[Dataset records]
┏━━

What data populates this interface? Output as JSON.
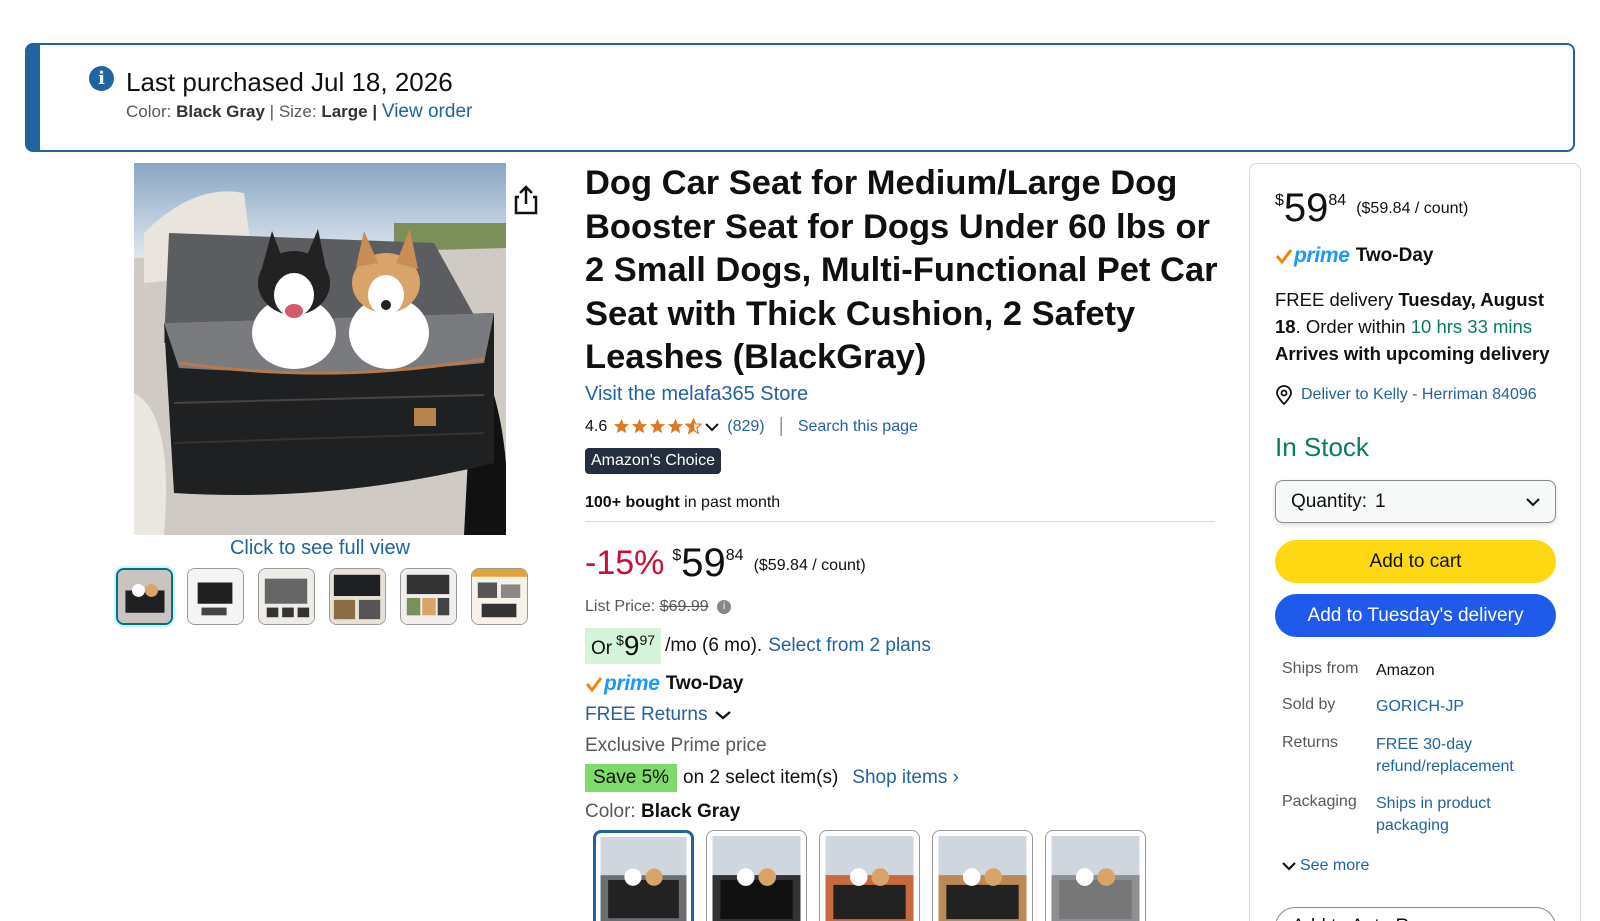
{
  "banner": {
    "title": "Last purchased Jul 18, 2026",
    "color_label": "Color:",
    "color_value": "Black Gray",
    "size_label": "Size:",
    "size_value": "Large",
    "view_order": "View order"
  },
  "gallery": {
    "full_view": "Click to see full view",
    "thumb_count": 6
  },
  "product": {
    "title": "Dog Car Seat for Medium/Large Dog Booster Seat for Dogs Under 60 lbs or 2 Small Dogs, Multi-Functional Pet Car Seat with Thick Cushion, 2 Safety Leashes (BlackGray)",
    "store": "Visit the melafa365 Store",
    "rating": "4.6",
    "rating_stars": 4.6,
    "review_count": "(829)",
    "separator": "|",
    "search_page": "Search this page",
    "badge": "Amazon's Choice",
    "bought_bold": "100+ bought",
    "bought_rest": "in past month"
  },
  "pricing": {
    "discount": "-15%",
    "currency": "$",
    "whole": "59",
    "fraction": "84",
    "per_unit": "($59.84 / count)",
    "list_label": "List Price:",
    "list_value": "$69.99",
    "monthly_or": "Or",
    "monthly_currency": "$",
    "monthly_whole": "9",
    "monthly_fraction": "97",
    "monthly_rest": "/mo (6 mo).",
    "monthly_plans": "Select from 2 plans",
    "prime_word": "prime",
    "prime_speed": "Two-Day",
    "free_returns": "FREE Returns",
    "exclusive": "Exclusive Prime price",
    "save_badge": "Save 5%",
    "save_rest": "on 2 select item(s)",
    "shop_items": "Shop items ›"
  },
  "color": {
    "label": "Color:",
    "selected": "Black Gray",
    "swatches": [
      "black-gray",
      "black",
      "orange",
      "brown",
      "gray"
    ]
  },
  "buybox": {
    "currency": "$",
    "whole": "59",
    "fraction": "84",
    "per_unit": "($59.84 / count)",
    "prime_word": "prime",
    "prime_speed": "Two-Day",
    "delivery_free": "FREE delivery",
    "delivery_date": "Tuesday, August 18",
    "delivery_order": ". Order within",
    "delivery_time": "10 hrs 33 mins",
    "delivery_upcoming": "Arrives with upcoming delivery",
    "deliver_to": "Deliver to Kelly - Herriman 84096",
    "stock": "In Stock",
    "qty_label": "Quantity:",
    "qty_value": "1",
    "add_to_cart": "Add to cart",
    "add_tuesday": "Add to Tuesday's delivery",
    "info": [
      {
        "k": "Ships from",
        "v": "Amazon",
        "link": false
      },
      {
        "k": "Sold by",
        "v": "GORICH-JP",
        "link": true
      },
      {
        "k": "Returns",
        "v": "FREE 30-day refund/replacement",
        "link": true
      },
      {
        "k": "Packaging",
        "v": "Ships in product packaging",
        "link": true
      }
    ],
    "see_more": "See more",
    "auto_replenish": "Add to Auto Re..."
  },
  "colors": {
    "link": "#2162a1",
    "deal_red": "#cc0c39",
    "stock_green": "#067d62",
    "cart_yellow": "#ffd814",
    "tuesday_blue": "#1f5aea",
    "prime_blue": "#1a98ff"
  }
}
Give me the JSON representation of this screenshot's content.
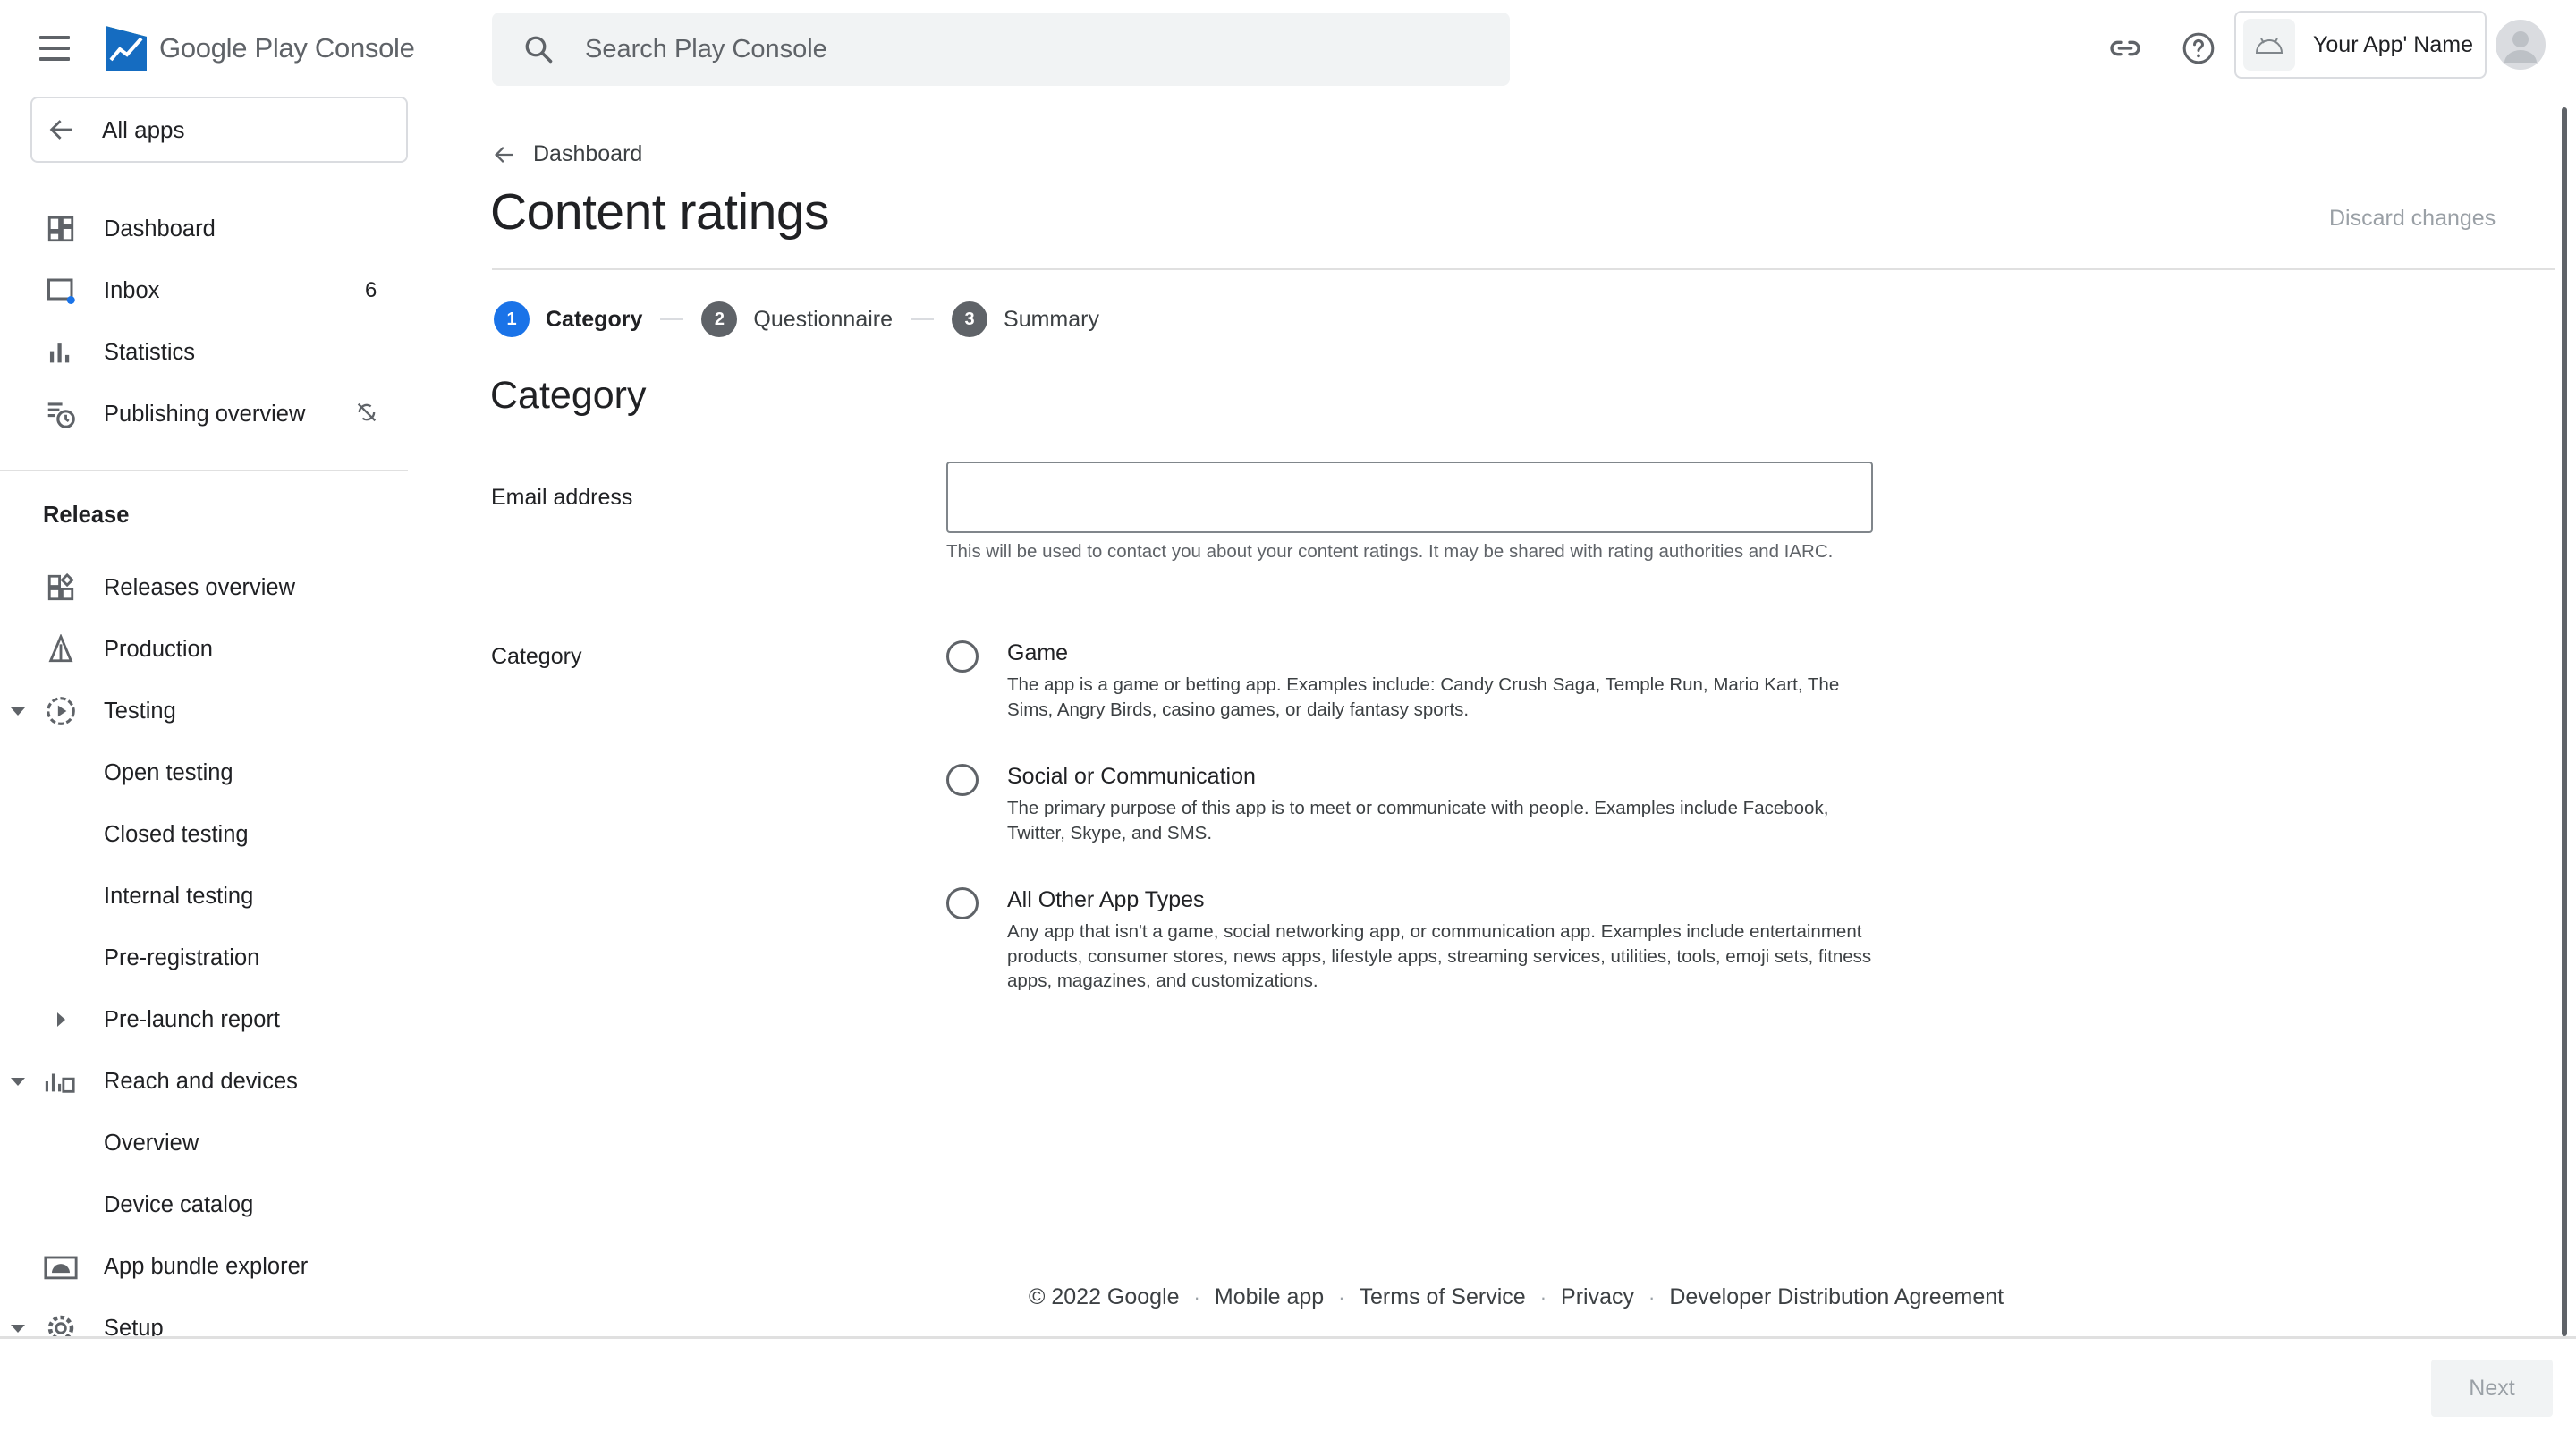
{
  "header": {
    "logo_brand": "Google Play",
    "logo_product": "Console",
    "search_placeholder": "Search Play Console",
    "app_name": "Your App' Name"
  },
  "sidebar": {
    "all_apps": "All apps",
    "items": [
      {
        "label": "Dashboard",
        "icon": "dashboard-icon"
      },
      {
        "label": "Inbox",
        "icon": "inbox-icon",
        "count": "6"
      },
      {
        "label": "Statistics",
        "icon": "bar-chart-icon"
      },
      {
        "label": "Publishing overview",
        "icon": "publishing-overview-icon",
        "status_icon": "sync-disabled-icon"
      }
    ],
    "release_section": "Release",
    "release_items": [
      {
        "label": "Releases overview",
        "icon": "releases-overview-icon"
      },
      {
        "label": "Production",
        "icon": "production-icon"
      },
      {
        "label": "Testing",
        "icon": "testing-icon",
        "expanded": true
      },
      {
        "label": "Open testing"
      },
      {
        "label": "Closed testing"
      },
      {
        "label": "Internal testing"
      },
      {
        "label": "Pre-registration"
      },
      {
        "label": "Pre-launch report",
        "collapsed": true
      },
      {
        "label": "Reach and devices",
        "icon": "reach-devices-icon",
        "expanded": true
      },
      {
        "label": "Overview"
      },
      {
        "label": "Device catalog"
      },
      {
        "label": "App bundle explorer",
        "icon": "app-bundle-icon"
      },
      {
        "label": "Setup",
        "icon": "gear-icon",
        "expanded": true
      }
    ]
  },
  "main": {
    "back_label": "Dashboard",
    "title": "Content ratings",
    "discard": "Discard changes",
    "steps": [
      {
        "num": "1",
        "label": "Category",
        "active": true
      },
      {
        "num": "2",
        "label": "Questionnaire"
      },
      {
        "num": "3",
        "label": "Summary"
      }
    ],
    "section_heading": "Category",
    "email": {
      "label": "Email address",
      "value": "",
      "helper": "This will be used to contact you about your content ratings. It may be shared with rating authorities and IARC."
    },
    "category": {
      "label": "Category",
      "options": [
        {
          "title": "Game",
          "desc": "The app is a game or betting app. Examples include: Candy Crush Saga, Temple Run, Mario Kart, The Sims, Angry Birds, casino games, or daily fantasy sports.",
          "selected": false
        },
        {
          "title": "Social or Communication",
          "desc": "The primary purpose of this app is to meet or communicate with people. Examples include Facebook, Twitter, Skype, and SMS.",
          "selected": false
        },
        {
          "title": "All Other App Types",
          "desc": "Any app that isn't a game, social networking app, or communication app. Examples include entertainment products, consumer stores, news apps, lifestyle apps, streaming services, utilities, tools, emoji sets, fitness apps, magazines, and customizations.",
          "selected": false
        }
      ]
    }
  },
  "footer": {
    "copyright": "© 2022 Google",
    "links": [
      "Mobile app",
      "Terms of Service",
      "Privacy",
      "Developer Distribution Agreement"
    ]
  },
  "actions": {
    "next": "Next"
  },
  "colors": {
    "accent": "#1a73e8",
    "text": "#202124",
    "muted": "#5f6368",
    "divider": "#e0e0e0"
  }
}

┗━━

» **Given instruction**
Go back to the records above and write them out exactly, without the pictures.

» **Result of this exercise**
What data populates this interface? Output as JSON.
{
  "banner": {
    "title": "Last purchased Jul 18, 2026",
    "color_label": "Color:",
    "color_value": "Black Gray",
    "size_label": "Size:",
    "size_value": "Large",
    "view_order": "View order"
  },
  "gallery": {
    "full_view": "Click to see full view",
    "thumb_count": 6
  },
  "product": {
    "title": "Dog Car Seat for Medium/Large Dog Booster Seat for Dogs Under 60 lbs or 2 Small Dogs, Multi-Functional Pet Car Seat with Thick Cushion, 2 Safety Leashes (BlackGray)",
    "store": "Visit the melafa365 Store",
    "rating": "4.6",
    "rating_stars": 4.6,
    "review_count": "(829)",
    "separator": "|",
    "search_page": "Search this page",
    "badge": "Amazon's Choice",
    "bought_bold": "100+ bought",
    "bought_rest": "in past month"
  },
  "pricing": {
    "discount": "-15%",
    "currency": "$",
    "whole": "59",
    "fraction": "84",
    "per_unit": "($59.84 / count)",
    "list_label": "List Price:",
    "list_value": "$69.99",
    "monthly_or": "Or",
    "monthly_currency": "$",
    "monthly_whole": "9",
    "monthly_fraction": "97",
    "monthly_rest": "/mo (6 mo).",
    "monthly_plans": "Select from 2 plans",
    "prime_word": "prime",
    "prime_speed": "Two-Day",
    "free_returns": "FREE Returns",
    "exclusive": "Exclusive Prime price",
    "save_badge": "Save 5%",
    "save_rest": "on 2 select item(s)",
    "shop_items": "Shop items ›"
  },
  "color": {
    "label": "Color:",
    "selected": "Black Gray",
    "swatches": [
      "black-gray",
      "black",
      "orange",
      "brown",
      "gray"
    ]
  },
  "buybox": {
    "currency": "$",
    "whole": "59",
    "fraction": "84",
    "per_unit": "($59.84 / count)",
    "prime_word": "prime",
    "prime_speed": "Two-Day",
    "delivery_free": "FREE delivery",
    "delivery_date": "Tuesday, August 18",
    "delivery_order": ". Order within",
    "delivery_time": "10 hrs 33 mins",
    "delivery_upcoming": "Arrives with upcoming delivery",
    "deliver_to": "Deliver to Kelly - Herriman 84096",
    "stock": "In Stock",
    "qty_label": "Quantity:",
    "qty_value": "1",
    "add_to_cart": "Add to cart",
    "add_tuesday": "Add to Tuesday's delivery",
    "info": [
      {
        "k": "Ships from",
        "v": "Amazon",
        "link": false
      },
      {
        "k": "Sold by",
        "v": "GORICH-JP",
        "link": true
      },
      {
        "k": "Returns",
        "v": "FREE 30-day refund/replacement",
        "link": true
      },
      {
        "k": "Packaging",
        "v": "Ships in product packaging",
        "link": true
      }
    ],
    "see_more": "See more",
    "auto_replenish": "Add to Auto Re..."
  },
  "colors": {
    "link": "#2162a1",
    "deal_red": "#cc0c39",
    "stock_green": "#067d62",
    "cart_yellow": "#ffd814",
    "tuesday_blue": "#1f5aea",
    "prime_blue": "#1a98ff"
  }
}
Give me the JSON representation of this screenshot's content.
{
  "header": {
    "logo_brand": "Google Play",
    "logo_product": "Console",
    "search_placeholder": "Search Play Console",
    "app_name": "Your App' Name"
  },
  "sidebar": {
    "all_apps": "All apps",
    "items": [
      {
        "label": "Dashboard",
        "icon": "dashboard-icon"
      },
      {
        "label": "Inbox",
        "icon": "inbox-icon",
        "count": "6"
      },
      {
        "label": "Statistics",
        "icon": "bar-chart-icon"
      },
      {
        "label": "Publishing overview",
        "icon": "publishing-overview-icon",
        "status_icon": "sync-disabled-icon"
      }
    ],
    "release_section": "Release",
    "release_items": [
      {
        "label": "Releases overview",
        "icon": "releases-overview-icon"
      },
      {
        "label": "Production",
        "icon": "production-icon"
      },
      {
        "label": "Testing",
        "icon": "testing-icon",
        "expanded": true
      },
      {
        "label": "Open testing"
      },
      {
        "label": "Closed testing"
      },
      {
        "label": "Internal testing"
      },
      {
        "label": "Pre-registration"
      },
      {
        "label": "Pre-launch report",
        "collapsed": true
      },
      {
        "label": "Reach and devices",
        "icon": "reach-devices-icon",
        "expanded": true
      },
      {
        "label": "Overview"
      },
      {
        "label": "Device catalog"
      },
      {
        "label": "App bundle explorer",
        "icon": "app-bundle-icon"
      },
      {
        "label": "Setup",
        "icon": "gear-icon",
        "expanded": true
      }
    ]
  },
  "main": {
    "back_label": "Dashboard",
    "title": "Content ratings",
    "discard": "Discard changes",
    "steps": [
      {
        "num": "1",
        "label": "Category",
        "active": true
      },
      {
        "num": "2",
        "label": "Questionnaire"
      },
      {
        "num": "3",
        "label": "Summary"
      }
    ],
    "section_heading": "Category",
    "email": {
      "label": "Email address",
      "value": "",
      "helper": "This will be used to contact you about your content ratings. It may be shared with rating authorities and IARC."
    },
    "category": {
      "label": "Category",
      "options": [
        {
          "title": "Game",
          "desc": "The app is a game or betting app. Examples include: Candy Crush Saga, Temple Run, Mario Kart, The Sims, Angry Birds, casino games, or daily fantasy sports.",
          "selected": false
        },
        {
          "title": "Social or Communication",
          "desc": "The primary purpose of this app is to meet or communicate with people. Examples include Facebook, Twitter, Skype, and SMS.",
          "selected": false
        },
        {
          "title": "All Other App Types",
          "desc": "Any app that isn't a game, social networking app, or communication app. Examples include entertainment products, consumer stores, news apps, lifestyle apps, streaming services, utilities, tools, emoji sets, fitness apps, magazines, and customizations.",
          "selected": false
        }
      ]
    }
  },
  "footer": {
    "copyright": "© 2022 Google",
    "links": [
      "Mobile app",
      "Terms of Service",
      "Privacy",
      "Developer Distribution Agreement"
    ]
  },
  "actions": {
    "next": "Next"
  },
  "colors": {
    "accent": "#1a73e8",
    "text": "#202124",
    "muted": "#5f6368",
    "divider": "#e0e0e0"
  }
}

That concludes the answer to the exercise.